● **Raw records**
::::
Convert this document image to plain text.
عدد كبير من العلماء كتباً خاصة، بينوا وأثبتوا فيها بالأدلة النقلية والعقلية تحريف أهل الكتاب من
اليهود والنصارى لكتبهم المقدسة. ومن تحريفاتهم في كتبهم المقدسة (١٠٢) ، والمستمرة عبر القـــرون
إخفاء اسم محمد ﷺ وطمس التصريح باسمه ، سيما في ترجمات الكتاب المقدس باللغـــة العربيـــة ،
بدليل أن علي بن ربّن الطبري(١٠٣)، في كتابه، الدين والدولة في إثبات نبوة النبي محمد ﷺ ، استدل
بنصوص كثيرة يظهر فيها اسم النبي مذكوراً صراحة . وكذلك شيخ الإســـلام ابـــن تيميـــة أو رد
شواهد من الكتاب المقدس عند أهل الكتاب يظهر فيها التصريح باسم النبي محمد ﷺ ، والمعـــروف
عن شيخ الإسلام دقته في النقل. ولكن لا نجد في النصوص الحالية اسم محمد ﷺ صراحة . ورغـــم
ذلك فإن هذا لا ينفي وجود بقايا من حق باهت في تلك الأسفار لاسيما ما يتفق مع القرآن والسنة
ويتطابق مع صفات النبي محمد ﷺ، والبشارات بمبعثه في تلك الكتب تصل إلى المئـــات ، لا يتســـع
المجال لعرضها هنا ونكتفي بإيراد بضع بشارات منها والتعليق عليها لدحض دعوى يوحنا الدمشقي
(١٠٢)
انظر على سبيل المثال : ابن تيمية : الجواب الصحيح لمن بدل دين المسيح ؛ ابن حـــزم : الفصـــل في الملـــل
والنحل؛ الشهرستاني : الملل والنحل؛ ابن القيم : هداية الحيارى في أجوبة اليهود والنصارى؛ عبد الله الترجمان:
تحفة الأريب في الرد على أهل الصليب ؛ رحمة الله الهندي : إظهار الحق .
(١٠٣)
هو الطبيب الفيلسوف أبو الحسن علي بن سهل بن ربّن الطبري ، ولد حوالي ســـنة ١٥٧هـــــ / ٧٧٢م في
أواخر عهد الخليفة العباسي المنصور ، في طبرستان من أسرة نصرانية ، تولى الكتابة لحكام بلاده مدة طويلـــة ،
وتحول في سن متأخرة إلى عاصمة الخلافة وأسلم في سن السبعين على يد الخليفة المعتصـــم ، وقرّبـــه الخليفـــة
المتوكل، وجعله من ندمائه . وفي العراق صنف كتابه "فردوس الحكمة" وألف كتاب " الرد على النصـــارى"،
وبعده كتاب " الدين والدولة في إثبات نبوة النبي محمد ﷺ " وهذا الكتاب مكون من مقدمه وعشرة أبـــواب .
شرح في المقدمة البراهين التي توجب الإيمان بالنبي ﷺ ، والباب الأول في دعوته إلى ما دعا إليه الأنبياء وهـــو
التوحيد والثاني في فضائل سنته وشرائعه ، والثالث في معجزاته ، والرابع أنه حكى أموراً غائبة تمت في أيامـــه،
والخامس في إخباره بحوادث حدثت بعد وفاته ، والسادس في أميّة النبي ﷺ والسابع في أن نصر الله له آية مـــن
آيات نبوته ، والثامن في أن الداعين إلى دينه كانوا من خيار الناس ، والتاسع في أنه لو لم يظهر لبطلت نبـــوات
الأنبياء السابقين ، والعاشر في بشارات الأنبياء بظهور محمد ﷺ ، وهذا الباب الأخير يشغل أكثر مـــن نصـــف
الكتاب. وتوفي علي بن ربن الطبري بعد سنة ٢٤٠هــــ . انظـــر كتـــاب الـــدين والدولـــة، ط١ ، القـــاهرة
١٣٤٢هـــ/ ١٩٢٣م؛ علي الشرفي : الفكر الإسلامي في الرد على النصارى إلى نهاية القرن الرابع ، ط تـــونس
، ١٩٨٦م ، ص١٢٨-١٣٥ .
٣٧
::::
● **Task prompt**
Which lines hold the word "الأنبياء"? Return all of them from the records above.

● **Solution for this problem**
شرح في المقدمة البراهين التي توجب الإيمان بالنبي ﷺ ، والباب الأول في دعوته إلى ما دعا إليه الأنبياء وهـــو
الأنبياء السابقين ، والعاشر في بشارات الأنبياء بظهور محمد ﷺ ، وهذا الباب الأخير يشغل أكثر مـــن نصـــف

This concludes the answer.